Written request: Omit the pictures and output every entry below exactly as written.
+ + + + + + +
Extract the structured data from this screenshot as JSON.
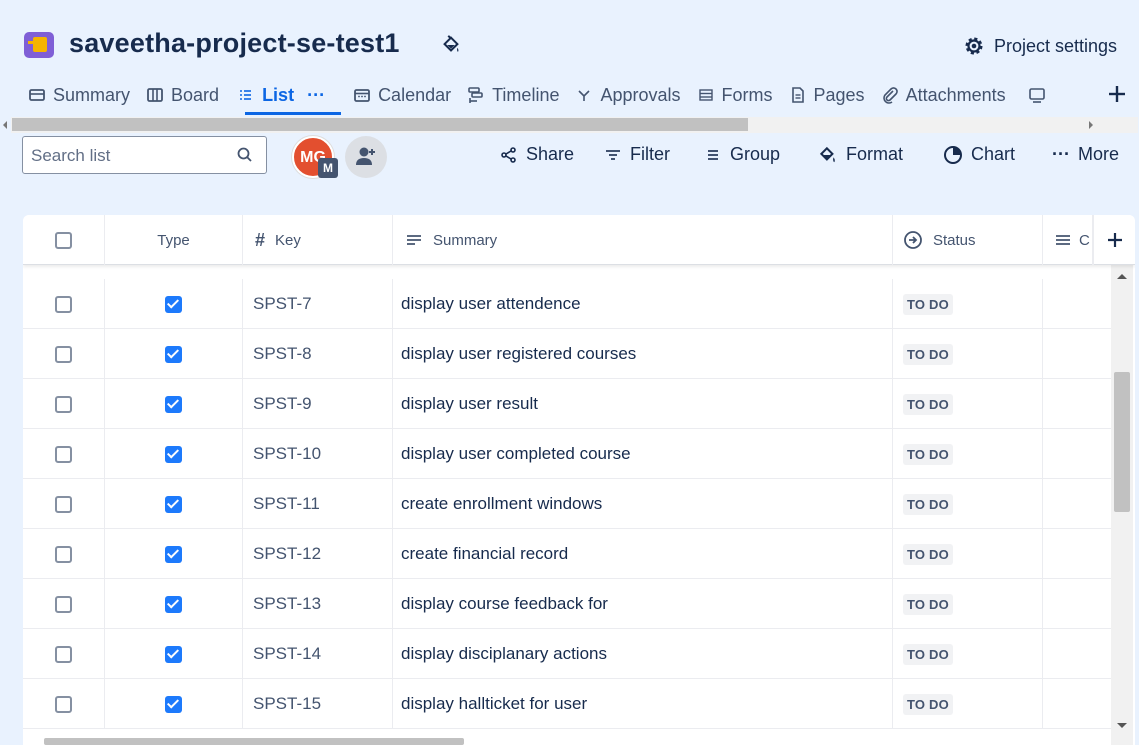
{
  "project": {
    "title": "saveetha-project-se-test1",
    "settings_label": "Project settings"
  },
  "tabs": [
    {
      "label": "Summary",
      "icon": "summary-icon"
    },
    {
      "label": "Board",
      "icon": "board-icon"
    },
    {
      "label": "List",
      "icon": "list-icon",
      "active": true,
      "more": "···"
    },
    {
      "label": "Calendar",
      "icon": "calendar-icon"
    },
    {
      "label": "Timeline",
      "icon": "timeline-icon"
    },
    {
      "label": "Approvals",
      "icon": "approvals-icon"
    },
    {
      "label": "Forms",
      "icon": "forms-icon"
    },
    {
      "label": "Pages",
      "icon": "pages-icon"
    },
    {
      "label": "Attachments",
      "icon": "attachments-icon"
    }
  ],
  "toolbar": {
    "search_placeholder": "Search list",
    "avatar_initials": "MG",
    "avatar_sub": "M",
    "share": "Share",
    "filter": "Filter",
    "group": "Group",
    "format": "Format",
    "chart": "Chart",
    "more": "More"
  },
  "table": {
    "headers": {
      "type": "Type",
      "key": "Key",
      "summary": "Summary",
      "status": "Status",
      "extra": "C"
    },
    "rows": [
      {
        "key": "SPST-7",
        "summary": "display user attendence",
        "status": "TO DO"
      },
      {
        "key": "SPST-8",
        "summary": "display user registered courses",
        "status": "TO DO"
      },
      {
        "key": "SPST-9",
        "summary": "display user result",
        "status": "TO DO"
      },
      {
        "key": "SPST-10",
        "summary": "display user completed course",
        "status": "TO DO"
      },
      {
        "key": "SPST-11",
        "summary": "create enrollment windows",
        "status": "TO DO"
      },
      {
        "key": "SPST-12",
        "summary": "create financial record",
        "status": "TO DO"
      },
      {
        "key": "SPST-13",
        "summary": "display course feedback for",
        "status": "TO DO"
      },
      {
        "key": "SPST-14",
        "summary": "display disciplanary actions",
        "status": "TO DO"
      },
      {
        "key": "SPST-15",
        "summary": "display hallticket for user",
        "status": "TO DO"
      }
    ]
  },
  "colors": {
    "accent": "#0c66e4",
    "background": "#e9f2fe",
    "avatar": "#e34f2f"
  }
}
+ + + + + + +
Solution for this task:
Extract the structured data from this screenshot as JSON.
{
  "project": {
    "title": "saveetha-project-se-test1",
    "settings_label": "Project settings"
  },
  "tabs": [
    {
      "label": "Summary",
      "icon": "summary-icon"
    },
    {
      "label": "Board",
      "icon": "board-icon"
    },
    {
      "label": "List",
      "icon": "list-icon",
      "active": true,
      "more": "···"
    },
    {
      "label": "Calendar",
      "icon": "calendar-icon"
    },
    {
      "label": "Timeline",
      "icon": "timeline-icon"
    },
    {
      "label": "Approvals",
      "icon": "approvals-icon"
    },
    {
      "label": "Forms",
      "icon": "forms-icon"
    },
    {
      "label": "Pages",
      "icon": "pages-icon"
    },
    {
      "label": "Attachments",
      "icon": "attachments-icon"
    }
  ],
  "toolbar": {
    "search_placeholder": "Search list",
    "avatar_initials": "MG",
    "avatar_sub": "M",
    "share": "Share",
    "filter": "Filter",
    "group": "Group",
    "format": "Format",
    "chart": "Chart",
    "more": "More"
  },
  "table": {
    "headers": {
      "type": "Type",
      "key": "Key",
      "summary": "Summary",
      "status": "Status",
      "extra": "C"
    },
    "rows": [
      {
        "key": "SPST-7",
        "summary": "display user attendence",
        "status": "TO DO"
      },
      {
        "key": "SPST-8",
        "summary": "display user registered courses",
        "status": "TO DO"
      },
      {
        "key": "SPST-9",
        "summary": "display user result",
        "status": "TO DO"
      },
      {
        "key": "SPST-10",
        "summary": "display user completed course",
        "status": "TO DO"
      },
      {
        "key": "SPST-11",
        "summary": "create enrollment windows",
        "status": "TO DO"
      },
      {
        "key": "SPST-12",
        "summary": "create financial record",
        "status": "TO DO"
      },
      {
        "key": "SPST-13",
        "summary": "display course feedback for",
        "status": "TO DO"
      },
      {
        "key": "SPST-14",
        "summary": "display disciplanary actions",
        "status": "TO DO"
      },
      {
        "key": "SPST-15",
        "summary": "display hallticket for user",
        "status": "TO DO"
      }
    ]
  },
  "colors": {
    "accent": "#0c66e4",
    "background": "#e9f2fe",
    "avatar": "#e34f2f"
  }
}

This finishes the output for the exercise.